WHAT IS NEEDED:
Do not carry the pictures over; copy every other part of the entries exactly.

(Stored items)
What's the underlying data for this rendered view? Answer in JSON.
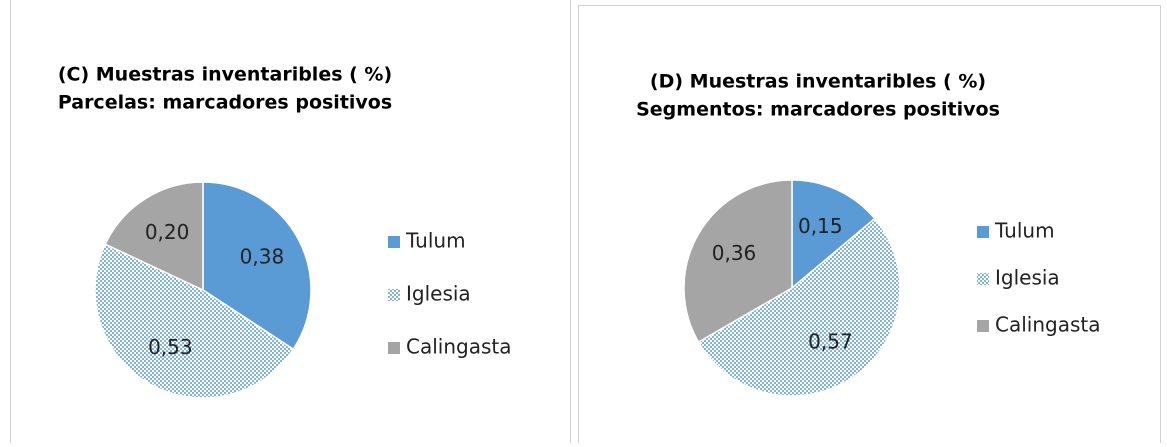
{
  "chart_data": [
    {
      "type": "pie",
      "title": "(C) Muestras inventaribles ( %)",
      "subtitle": "Parcelas: marcadores positivos",
      "categories": [
        "Tulum",
        "Iglesia",
        "Calingasta"
      ],
      "values": [
        0.38,
        0.53,
        0.2
      ],
      "value_labels": [
        "0,38",
        "0,53",
        "0,20"
      ],
      "colors": [
        "#5b9bd5",
        "#5b9bd5",
        "#a5a5a5"
      ],
      "fill_styles": [
        "solid",
        "dots",
        "solid"
      ],
      "legend": "right"
    },
    {
      "type": "pie",
      "title": "(D) Muestras inventaribles ( %)",
      "subtitle": "Segmentos: marcadores positivos",
      "categories": [
        "Tulum",
        "Iglesia",
        "Calingasta"
      ],
      "values": [
        0.15,
        0.57,
        0.36
      ],
      "value_labels": [
        "0,15",
        "0,57",
        "0,36"
      ],
      "colors": [
        "#5b9bd5",
        "#5b9bd5",
        "#a5a5a5"
      ],
      "fill_styles": [
        "solid",
        "dots",
        "solid"
      ],
      "legend": "right"
    }
  ]
}
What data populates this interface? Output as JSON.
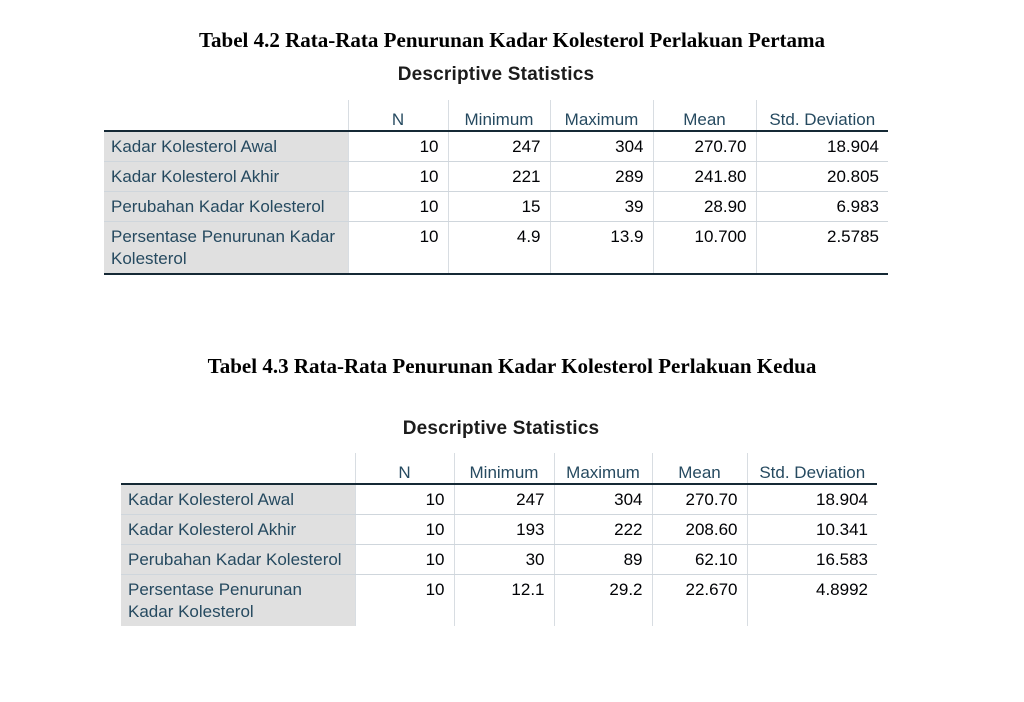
{
  "table1": {
    "caption": "Tabel 4.2 Rata-Rata Penurunan Kadar Kolesterol Perlakuan Pertama",
    "title": "Descriptive Statistics",
    "columns": [
      "N",
      "Minimum",
      "Maximum",
      "Mean",
      "Std. Deviation"
    ],
    "rows": [
      {
        "label": "Kadar Kolesterol Awal",
        "values": [
          "10",
          "247",
          "304",
          "270.70",
          "18.904"
        ]
      },
      {
        "label": "Kadar Kolesterol Akhir",
        "values": [
          "10",
          "221",
          "289",
          "241.80",
          "20.805"
        ]
      },
      {
        "label": "Perubahan Kadar Kolesterol",
        "values": [
          "10",
          "15",
          "39",
          "28.90",
          "6.983"
        ]
      },
      {
        "label": "Persentase Penurunan Kadar Kolesterol",
        "values": [
          "10",
          "4.9",
          "13.9",
          "10.700",
          "2.5785"
        ]
      }
    ]
  },
  "table2": {
    "caption": "Tabel 4.3 Rata-Rata Penurunan Kadar Kolesterol Perlakuan Kedua",
    "title": "Descriptive Statistics",
    "columns": [
      "N",
      "Minimum",
      "Maximum",
      "Mean",
      "Std. Deviation"
    ],
    "rows": [
      {
        "label": "Kadar Kolesterol Awal",
        "values": [
          "10",
          "247",
          "304",
          "270.70",
          "18.904"
        ]
      },
      {
        "label": "Kadar Kolesterol Akhir",
        "values": [
          "10",
          "193",
          "222",
          "208.60",
          "10.341"
        ]
      },
      {
        "label": "Perubahan Kadar Kolesterol",
        "values": [
          "10",
          "30",
          "89",
          "62.10",
          "16.583"
        ]
      },
      {
        "label": "Persentase Penurunan Kadar Kolesterol",
        "values": [
          "10",
          "12.1",
          "29.2",
          "22.670",
          "4.8992"
        ]
      }
    ]
  }
}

ANSWER FOR THE TASK:
What's the underlying data for this rendered view? Answer in JSON.
{
  "chart_data": [
    {
      "type": "pie",
      "title": "(C) Muestras inventaribles ( %)",
      "subtitle": "Parcelas: marcadores positivos",
      "categories": [
        "Tulum",
        "Iglesia",
        "Calingasta"
      ],
      "values": [
        0.38,
        0.53,
        0.2
      ],
      "value_labels": [
        "0,38",
        "0,53",
        "0,20"
      ],
      "colors": [
        "#5b9bd5",
        "#5b9bd5",
        "#a5a5a5"
      ],
      "fill_styles": [
        "solid",
        "dots",
        "solid"
      ],
      "legend": "right"
    },
    {
      "type": "pie",
      "title": "(D) Muestras inventaribles ( %)",
      "subtitle": "Segmentos: marcadores positivos",
      "categories": [
        "Tulum",
        "Iglesia",
        "Calingasta"
      ],
      "values": [
        0.15,
        0.57,
        0.36
      ],
      "value_labels": [
        "0,15",
        "0,57",
        "0,36"
      ],
      "colors": [
        "#5b9bd5",
        "#5b9bd5",
        "#a5a5a5"
      ],
      "fill_styles": [
        "solid",
        "dots",
        "solid"
      ],
      "legend": "right"
    }
  ]
}
What data populates this interface? Output as JSON.
{
  "table1": {
    "caption": "Tabel 4.2 Rata-Rata Penurunan Kadar Kolesterol Perlakuan Pertama",
    "title": "Descriptive Statistics",
    "columns": [
      "N",
      "Minimum",
      "Maximum",
      "Mean",
      "Std. Deviation"
    ],
    "rows": [
      {
        "label": "Kadar Kolesterol Awal",
        "values": [
          "10",
          "247",
          "304",
          "270.70",
          "18.904"
        ]
      },
      {
        "label": "Kadar Kolesterol Akhir",
        "values": [
          "10",
          "221",
          "289",
          "241.80",
          "20.805"
        ]
      },
      {
        "label": "Perubahan Kadar Kolesterol",
        "values": [
          "10",
          "15",
          "39",
          "28.90",
          "6.983"
        ]
      },
      {
        "label": "Persentase Penurunan Kadar Kolesterol",
        "values": [
          "10",
          "4.9",
          "13.9",
          "10.700",
          "2.5785"
        ]
      }
    ]
  },
  "table2": {
    "caption": "Tabel 4.3 Rata-Rata Penurunan Kadar Kolesterol Perlakuan Kedua",
    "title": "Descriptive Statistics",
    "columns": [
      "N",
      "Minimum",
      "Maximum",
      "Mean",
      "Std. Deviation"
    ],
    "rows": [
      {
        "label": "Kadar Kolesterol Awal",
        "values": [
          "10",
          "247",
          "304",
          "270.70",
          "18.904"
        ]
      },
      {
        "label": "Kadar Kolesterol Akhir",
        "values": [
          "10",
          "193",
          "222",
          "208.60",
          "10.341"
        ]
      },
      {
        "label": "Perubahan Kadar Kolesterol",
        "values": [
          "10",
          "30",
          "89",
          "62.10",
          "16.583"
        ]
      },
      {
        "label": "Persentase Penurunan Kadar Kolesterol",
        "values": [
          "10",
          "12.1",
          "29.2",
          "22.670",
          "4.8992"
        ]
      }
    ]
  }
}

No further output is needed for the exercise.